((

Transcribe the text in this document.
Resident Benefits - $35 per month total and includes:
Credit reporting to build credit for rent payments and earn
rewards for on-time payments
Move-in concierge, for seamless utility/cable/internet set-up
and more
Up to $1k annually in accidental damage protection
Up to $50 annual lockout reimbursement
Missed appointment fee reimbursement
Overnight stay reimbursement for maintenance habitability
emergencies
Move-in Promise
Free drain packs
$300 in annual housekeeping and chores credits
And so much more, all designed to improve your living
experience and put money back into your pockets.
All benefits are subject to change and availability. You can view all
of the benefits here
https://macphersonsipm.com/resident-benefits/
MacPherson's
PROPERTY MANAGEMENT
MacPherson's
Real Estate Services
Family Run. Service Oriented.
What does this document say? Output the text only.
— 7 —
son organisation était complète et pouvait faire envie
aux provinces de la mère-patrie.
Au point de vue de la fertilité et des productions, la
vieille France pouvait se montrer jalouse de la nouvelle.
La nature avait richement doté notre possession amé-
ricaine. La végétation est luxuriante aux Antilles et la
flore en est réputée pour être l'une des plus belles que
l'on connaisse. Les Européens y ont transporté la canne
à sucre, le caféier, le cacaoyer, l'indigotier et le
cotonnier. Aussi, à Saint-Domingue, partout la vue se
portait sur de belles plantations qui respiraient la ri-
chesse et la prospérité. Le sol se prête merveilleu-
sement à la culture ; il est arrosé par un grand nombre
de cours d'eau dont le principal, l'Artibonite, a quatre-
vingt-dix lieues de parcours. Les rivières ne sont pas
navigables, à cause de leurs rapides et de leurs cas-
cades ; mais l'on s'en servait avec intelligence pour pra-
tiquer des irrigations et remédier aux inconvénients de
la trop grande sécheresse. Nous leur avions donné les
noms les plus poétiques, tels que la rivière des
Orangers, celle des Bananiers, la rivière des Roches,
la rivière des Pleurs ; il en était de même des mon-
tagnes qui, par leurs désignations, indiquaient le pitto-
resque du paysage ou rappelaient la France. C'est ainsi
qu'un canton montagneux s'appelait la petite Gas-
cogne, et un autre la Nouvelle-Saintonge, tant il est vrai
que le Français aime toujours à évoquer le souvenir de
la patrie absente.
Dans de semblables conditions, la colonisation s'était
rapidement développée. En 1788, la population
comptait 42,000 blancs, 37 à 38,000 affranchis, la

))

_Exercise task_.
Wherever the word "document" occurs in a line of the listing, copy that line.

_Response_.
Transcribe the text in this document.
What does this document say? Output the text only.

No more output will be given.